— START Input rows —

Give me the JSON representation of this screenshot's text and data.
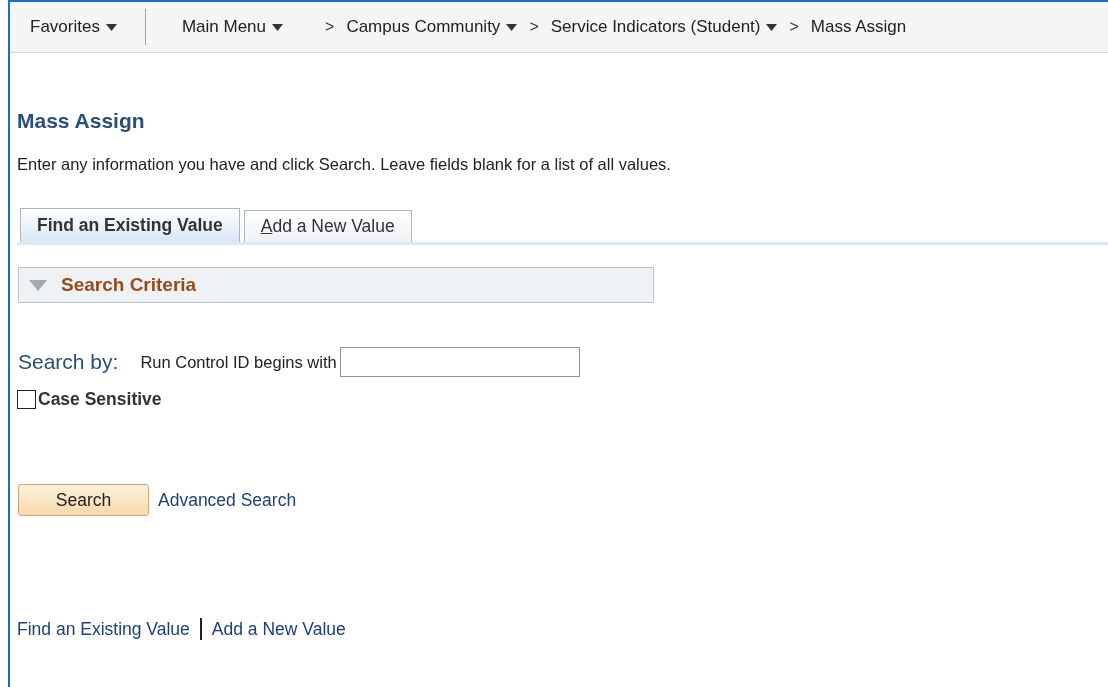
{
  "breadcrumb": {
    "favorites": {
      "label": "Favorites",
      "dropdown": true
    },
    "items": [
      {
        "label": "Main Menu",
        "dropdown": true
      },
      {
        "prefix": ">",
        "label": "Campus Community",
        "dropdown": true
      },
      {
        "prefix": ">",
        "label": "Service Indicators (Student)",
        "dropdown": true
      },
      {
        "prefix": ">",
        "label": "Mass Assign",
        "dropdown": false
      }
    ]
  },
  "page": {
    "title": "Mass Assign",
    "instructions": "Enter any information you have and click Search. Leave fields blank for a list of all values."
  },
  "tabs": [
    {
      "label": "Find an Existing Value",
      "selected": true,
      "access_key_underlined": false
    },
    {
      "label": "Add a New Value",
      "selected": false,
      "access_key_underlined": true
    }
  ],
  "search_criteria": {
    "title": "Search Criteria",
    "expanded": true,
    "search_by_label": "Search by:",
    "field_label": "Run Control ID begins with",
    "case_sensitive": {
      "label": "Case Sensitive",
      "checked": false
    }
  },
  "buttons": {
    "search": "Search",
    "advanced": "Advanced Search"
  },
  "footer_links": [
    "Find an Existing Value",
    "Add a New Value"
  ]
}
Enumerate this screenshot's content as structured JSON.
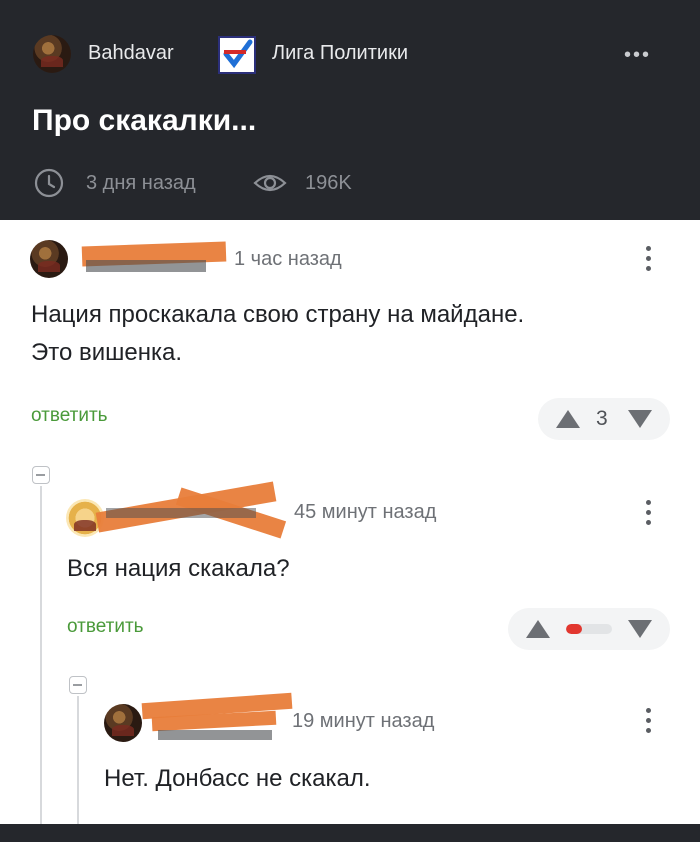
{
  "post": {
    "author": "Bahdavar",
    "community": "Лига Политики",
    "title": "Про скакалки...",
    "time": "3 дня назад",
    "views": "196K",
    "menu_icon": "more-horizontal-icon"
  },
  "comments": [
    {
      "time": "1 час назад",
      "text_line1": "Нация проскакала свою страну на майдане.",
      "text_line2": "Это вишенка.",
      "reply": "ответить",
      "score": "3"
    },
    {
      "time": "45 минут назад",
      "text": "Вся нация скакала?",
      "reply": "ответить",
      "rating_fraction": 0.35
    },
    {
      "time": "19 минут назад",
      "text": "Нет. Донбасс не скакал."
    }
  ],
  "colors": {
    "header_bg": "#25272c",
    "reply_green": "#4a9a3a",
    "censor_orange": "#e87d3a",
    "rating_red": "#e2372f"
  }
}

— END Input rows —

■ **Exercise description**: Make an exact reproduction of the listing above, without any pictures.

■ **Exercise result**:
Give me the JSON representation of this screenshot's text and data.
{
  "breadcrumb": {
    "favorites": {
      "label": "Favorites",
      "dropdown": true
    },
    "items": [
      {
        "label": "Main Menu",
        "dropdown": true
      },
      {
        "prefix": ">",
        "label": "Campus Community",
        "dropdown": true
      },
      {
        "prefix": ">",
        "label": "Service Indicators (Student)",
        "dropdown": true
      },
      {
        "prefix": ">",
        "label": "Mass Assign",
        "dropdown": false
      }
    ]
  },
  "page": {
    "title": "Mass Assign",
    "instructions": "Enter any information you have and click Search. Leave fields blank for a list of all values."
  },
  "tabs": [
    {
      "label": "Find an Existing Value",
      "selected": true,
      "access_key_underlined": false
    },
    {
      "label": "Add a New Value",
      "selected": false,
      "access_key_underlined": true
    }
  ],
  "search_criteria": {
    "title": "Search Criteria",
    "expanded": true,
    "search_by_label": "Search by:",
    "field_label": "Run Control ID begins with",
    "case_sensitive": {
      "label": "Case Sensitive",
      "checked": false
    }
  },
  "buttons": {
    "search": "Search",
    "advanced": "Advanced Search"
  },
  "footer_links": [
    "Find an Existing Value",
    "Add a New Value"
  ]
}
Enumerate this screenshot's content as structured JSON.
{
  "post": {
    "author": "Bahdavar",
    "community": "Лига Политики",
    "title": "Про скакалки...",
    "time": "3 дня назад",
    "views": "196K",
    "menu_icon": "more-horizontal-icon"
  },
  "comments": [
    {
      "time": "1 час назад",
      "text_line1": "Нация проскакала свою страну на майдане.",
      "text_line2": "Это вишенка.",
      "reply": "ответить",
      "score": "3"
    },
    {
      "time": "45 минут назад",
      "text": "Вся нация скакала?",
      "reply": "ответить",
      "rating_fraction": 0.35
    },
    {
      "time": "19 минут назад",
      "text": "Нет. Донбасс не скакал."
    }
  ],
  "colors": {
    "header_bg": "#25272c",
    "reply_green": "#4a9a3a",
    "censor_orange": "#e87d3a",
    "rating_red": "#e2372f"
  }
}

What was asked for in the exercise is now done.